%%
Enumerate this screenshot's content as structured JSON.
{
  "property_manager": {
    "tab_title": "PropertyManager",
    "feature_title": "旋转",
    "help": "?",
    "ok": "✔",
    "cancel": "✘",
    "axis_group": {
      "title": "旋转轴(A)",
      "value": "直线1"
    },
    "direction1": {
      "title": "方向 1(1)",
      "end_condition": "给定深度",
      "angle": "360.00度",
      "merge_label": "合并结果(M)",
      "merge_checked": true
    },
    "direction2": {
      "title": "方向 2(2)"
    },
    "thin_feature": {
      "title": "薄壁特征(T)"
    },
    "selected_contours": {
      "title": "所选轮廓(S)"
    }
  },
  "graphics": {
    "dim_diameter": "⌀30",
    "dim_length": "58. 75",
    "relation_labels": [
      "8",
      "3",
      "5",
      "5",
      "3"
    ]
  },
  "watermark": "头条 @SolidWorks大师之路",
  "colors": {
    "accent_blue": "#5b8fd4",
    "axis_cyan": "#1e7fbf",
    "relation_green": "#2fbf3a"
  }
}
%%
%%
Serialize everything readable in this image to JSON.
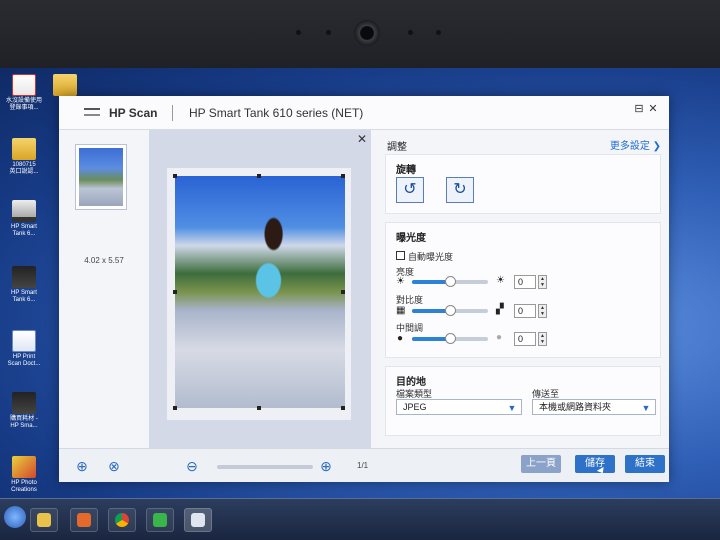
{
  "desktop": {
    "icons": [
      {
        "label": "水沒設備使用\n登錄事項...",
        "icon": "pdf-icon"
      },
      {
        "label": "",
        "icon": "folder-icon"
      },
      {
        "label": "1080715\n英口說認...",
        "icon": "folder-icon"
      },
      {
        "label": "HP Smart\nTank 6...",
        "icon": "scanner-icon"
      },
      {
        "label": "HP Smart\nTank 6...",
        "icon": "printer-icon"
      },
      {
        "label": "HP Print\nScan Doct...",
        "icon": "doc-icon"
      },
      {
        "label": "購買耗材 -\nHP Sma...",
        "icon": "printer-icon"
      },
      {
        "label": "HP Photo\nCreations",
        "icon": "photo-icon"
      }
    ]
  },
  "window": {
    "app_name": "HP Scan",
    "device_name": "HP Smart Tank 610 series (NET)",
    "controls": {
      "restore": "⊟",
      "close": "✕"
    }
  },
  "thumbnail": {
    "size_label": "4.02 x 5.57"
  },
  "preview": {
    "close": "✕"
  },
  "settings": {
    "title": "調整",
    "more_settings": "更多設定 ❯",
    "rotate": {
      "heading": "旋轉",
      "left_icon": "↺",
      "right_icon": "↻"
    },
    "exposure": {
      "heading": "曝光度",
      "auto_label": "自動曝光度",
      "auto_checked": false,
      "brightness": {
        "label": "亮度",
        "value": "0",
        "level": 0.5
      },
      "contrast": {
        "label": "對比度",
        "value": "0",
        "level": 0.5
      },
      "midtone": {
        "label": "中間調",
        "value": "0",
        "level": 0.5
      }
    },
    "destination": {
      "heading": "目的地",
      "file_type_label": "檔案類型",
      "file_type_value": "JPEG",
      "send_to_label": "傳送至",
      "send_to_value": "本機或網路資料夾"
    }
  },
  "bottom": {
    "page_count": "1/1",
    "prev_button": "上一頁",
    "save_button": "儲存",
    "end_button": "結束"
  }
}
%%
Exercise description ▸ In the listing, find every line containing the word "JSON" and list it.

Answer to this problem ▸
Enumerate this screenshot's content as structured JSON.
Serialize everything readable in this image to JSON.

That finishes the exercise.